» **Task instructions**: Go through the data below and gather each line containing "estudios".

» **Given entries**:
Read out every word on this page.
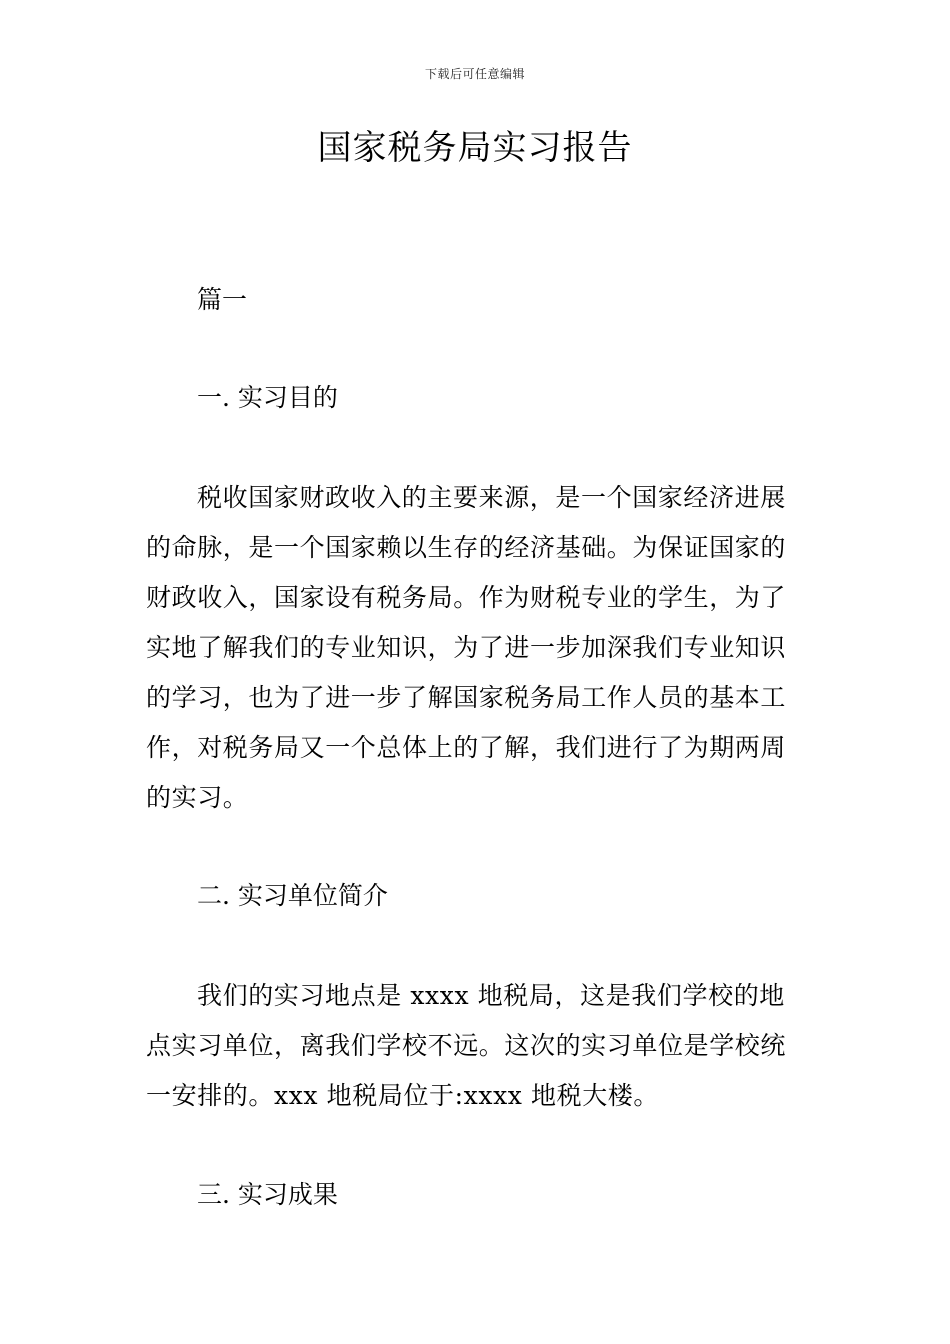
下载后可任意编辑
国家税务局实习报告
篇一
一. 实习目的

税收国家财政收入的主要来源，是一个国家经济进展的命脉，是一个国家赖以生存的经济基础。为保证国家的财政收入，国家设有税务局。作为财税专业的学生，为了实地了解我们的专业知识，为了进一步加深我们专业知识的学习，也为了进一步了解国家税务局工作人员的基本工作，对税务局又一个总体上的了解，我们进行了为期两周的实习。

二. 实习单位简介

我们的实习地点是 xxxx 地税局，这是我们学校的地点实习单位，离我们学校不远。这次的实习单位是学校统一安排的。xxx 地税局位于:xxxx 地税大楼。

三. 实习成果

...

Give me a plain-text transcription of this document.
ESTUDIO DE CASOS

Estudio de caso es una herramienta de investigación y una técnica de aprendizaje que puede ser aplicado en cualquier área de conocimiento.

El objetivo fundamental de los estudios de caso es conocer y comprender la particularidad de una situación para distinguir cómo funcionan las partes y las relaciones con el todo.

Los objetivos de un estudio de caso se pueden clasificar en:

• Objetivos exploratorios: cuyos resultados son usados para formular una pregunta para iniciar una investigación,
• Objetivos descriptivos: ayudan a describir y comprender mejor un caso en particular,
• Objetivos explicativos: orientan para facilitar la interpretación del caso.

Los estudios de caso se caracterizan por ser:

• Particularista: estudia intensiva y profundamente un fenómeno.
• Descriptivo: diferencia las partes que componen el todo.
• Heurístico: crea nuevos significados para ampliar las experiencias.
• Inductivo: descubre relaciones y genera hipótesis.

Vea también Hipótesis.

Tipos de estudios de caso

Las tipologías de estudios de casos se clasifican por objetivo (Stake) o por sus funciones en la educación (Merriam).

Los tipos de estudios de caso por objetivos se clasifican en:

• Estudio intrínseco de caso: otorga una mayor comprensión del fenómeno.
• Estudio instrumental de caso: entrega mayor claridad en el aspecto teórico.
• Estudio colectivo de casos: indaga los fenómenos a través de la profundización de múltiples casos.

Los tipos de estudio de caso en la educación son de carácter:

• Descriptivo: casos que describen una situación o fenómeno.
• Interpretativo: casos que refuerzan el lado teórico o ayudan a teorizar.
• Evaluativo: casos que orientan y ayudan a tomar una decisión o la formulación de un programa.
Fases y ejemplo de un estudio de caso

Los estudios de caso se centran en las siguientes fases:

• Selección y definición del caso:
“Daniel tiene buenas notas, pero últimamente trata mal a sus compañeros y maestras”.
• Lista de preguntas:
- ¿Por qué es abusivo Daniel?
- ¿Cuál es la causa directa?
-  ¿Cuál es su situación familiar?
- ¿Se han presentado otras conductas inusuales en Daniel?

--

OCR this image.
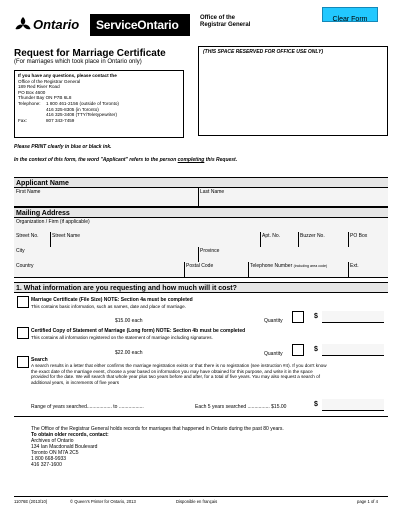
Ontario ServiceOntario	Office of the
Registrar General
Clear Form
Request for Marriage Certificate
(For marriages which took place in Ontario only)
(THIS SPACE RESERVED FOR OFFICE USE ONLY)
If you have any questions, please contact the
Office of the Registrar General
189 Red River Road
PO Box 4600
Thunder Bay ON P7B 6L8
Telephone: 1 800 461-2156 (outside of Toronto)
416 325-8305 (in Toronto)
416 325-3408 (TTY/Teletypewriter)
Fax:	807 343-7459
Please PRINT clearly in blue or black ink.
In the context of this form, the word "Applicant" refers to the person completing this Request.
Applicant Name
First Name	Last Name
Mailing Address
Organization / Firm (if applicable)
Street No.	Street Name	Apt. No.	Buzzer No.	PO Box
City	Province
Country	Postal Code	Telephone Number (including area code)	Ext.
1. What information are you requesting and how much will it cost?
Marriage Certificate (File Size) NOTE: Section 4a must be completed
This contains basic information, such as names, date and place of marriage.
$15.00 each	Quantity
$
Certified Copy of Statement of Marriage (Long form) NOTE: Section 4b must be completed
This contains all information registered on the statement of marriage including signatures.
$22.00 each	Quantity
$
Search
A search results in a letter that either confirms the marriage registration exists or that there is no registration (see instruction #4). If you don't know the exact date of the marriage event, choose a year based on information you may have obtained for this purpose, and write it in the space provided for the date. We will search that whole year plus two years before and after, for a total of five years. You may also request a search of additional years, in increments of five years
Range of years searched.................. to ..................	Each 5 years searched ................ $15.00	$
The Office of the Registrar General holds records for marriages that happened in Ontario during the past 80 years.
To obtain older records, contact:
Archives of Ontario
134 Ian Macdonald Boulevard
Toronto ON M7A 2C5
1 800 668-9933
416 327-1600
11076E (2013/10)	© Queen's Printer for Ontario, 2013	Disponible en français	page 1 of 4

» **Full solution**:
El objetivo fundamental de los estudios de caso es conocer y comprender la particularidad de una situación para distinguir cómo funcionan las partes y las relaciones con el todo.
Los estudios de caso se caracterizan por ser:
Tipos de estudios de caso
Las tipologías de estudios de casos se clasifican por objetivo (Stake) o por sus funciones en la educación (Merriam).
Los tipos de estudios de caso por objetivos se clasifican en:
Los estudios de caso se centran en las siguientes fases:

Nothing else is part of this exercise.